◆ WHAT YOU HAVE TO DO: Return the entries verbatim and drop every picture.

[Stored entries]
== == ==

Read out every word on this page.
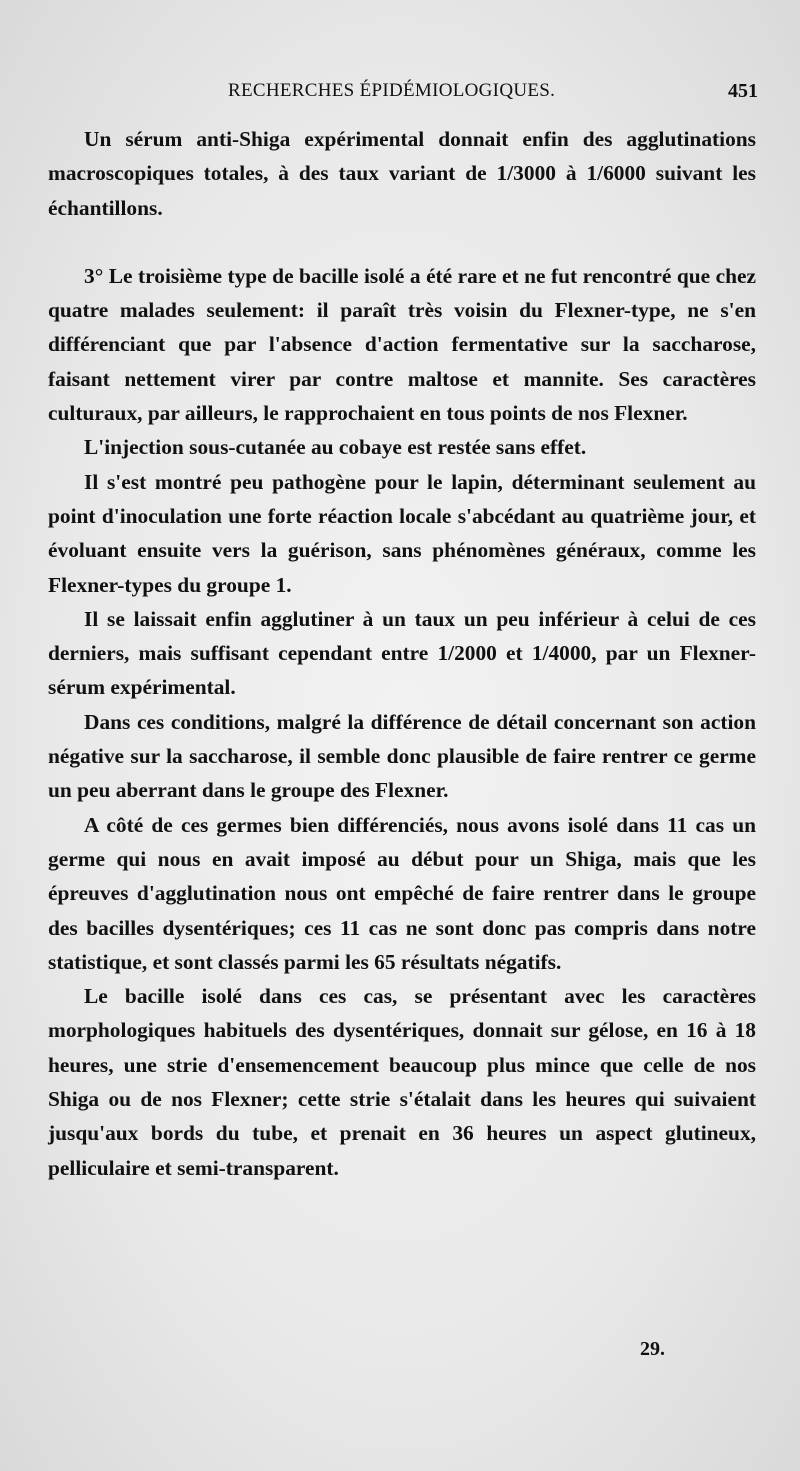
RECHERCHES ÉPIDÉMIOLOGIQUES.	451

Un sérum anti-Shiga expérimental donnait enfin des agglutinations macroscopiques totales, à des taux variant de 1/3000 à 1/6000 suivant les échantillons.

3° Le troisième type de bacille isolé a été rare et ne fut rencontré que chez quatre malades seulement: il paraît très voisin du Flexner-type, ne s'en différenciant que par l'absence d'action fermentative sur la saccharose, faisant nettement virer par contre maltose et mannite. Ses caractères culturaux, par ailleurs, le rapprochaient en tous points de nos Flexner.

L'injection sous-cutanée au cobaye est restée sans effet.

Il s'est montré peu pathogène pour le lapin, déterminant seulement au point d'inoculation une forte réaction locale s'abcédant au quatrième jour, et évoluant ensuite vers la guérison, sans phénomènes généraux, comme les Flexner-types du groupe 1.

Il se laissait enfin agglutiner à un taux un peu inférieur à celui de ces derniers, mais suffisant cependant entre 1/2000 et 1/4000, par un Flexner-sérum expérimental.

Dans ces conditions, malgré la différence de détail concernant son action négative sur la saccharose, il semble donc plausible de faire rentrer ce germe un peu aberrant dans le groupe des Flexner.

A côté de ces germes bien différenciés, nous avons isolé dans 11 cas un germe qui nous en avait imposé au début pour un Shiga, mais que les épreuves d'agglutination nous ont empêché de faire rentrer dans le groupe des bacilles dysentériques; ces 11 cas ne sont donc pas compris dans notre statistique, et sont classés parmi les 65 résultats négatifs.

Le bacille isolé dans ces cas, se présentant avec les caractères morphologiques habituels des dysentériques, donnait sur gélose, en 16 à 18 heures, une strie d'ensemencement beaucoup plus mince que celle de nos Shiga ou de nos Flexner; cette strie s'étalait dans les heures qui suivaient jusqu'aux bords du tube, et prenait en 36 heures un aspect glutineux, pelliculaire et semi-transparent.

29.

== == ==

◆ RESPONSE:
Read out every word on this page.
RECHERCHES ÉPIDÉMIOLOGIQUES.	451

Un sérum anti-Shiga expérimental donnait enfin des agglutinations macroscopiques totales, à des taux variant de 1/3000 à 1/6000 suivant les échantillons.

3° Le troisième type de bacille isolé a été rare et ne fut rencontré que chez quatre malades seulement: il paraît très voisin du Flexner-type, ne s'en différenciant que par l'absence d'action fermentative sur la saccharose, faisant nettement virer par contre maltose et mannite. Ses caractères culturaux, par ailleurs, le rapprochaient en tous points de nos Flexner.

L'injection sous-cutanée au cobaye est restée sans effet.

Il s'est montré peu pathogène pour le lapin, déterminant seulement au point d'inoculation une forte réaction locale s'abcédant au quatrième jour, et évoluant ensuite vers la guérison, sans phénomènes généraux, comme les Flexner-types du groupe 1.

Il se laissait enfin agglutiner à un taux un peu inférieur à celui de ces derniers, mais suffisant cependant entre 1/2000 et 1/4000, par un Flexner-sérum expérimental.

Dans ces conditions, malgré la différence de détail concernant son action négative sur la saccharose, il semble donc plausible de faire rentrer ce germe un peu aberrant dans le groupe des Flexner.

A côté de ces germes bien différenciés, nous avons isolé dans 11 cas un germe qui nous en avait imposé au début pour un Shiga, mais que les épreuves d'agglutination nous ont empêché de faire rentrer dans le groupe des bacilles dysentériques; ces 11 cas ne sont donc pas compris dans notre statistique, et sont classés parmi les 65 résultats négatifs.

Le bacille isolé dans ces cas, se présentant avec les caractères morphologiques habituels des dysentériques, donnait sur gélose, en 16 à 18 heures, une strie d'ensemencement beaucoup plus mince que celle de nos Shiga ou de nos Flexner; cette strie s'étalait dans les heures qui suivaient jusqu'aux bords du tube, et prenait en 36 heures un aspect glutineux, pelliculaire et semi-transparent.

29.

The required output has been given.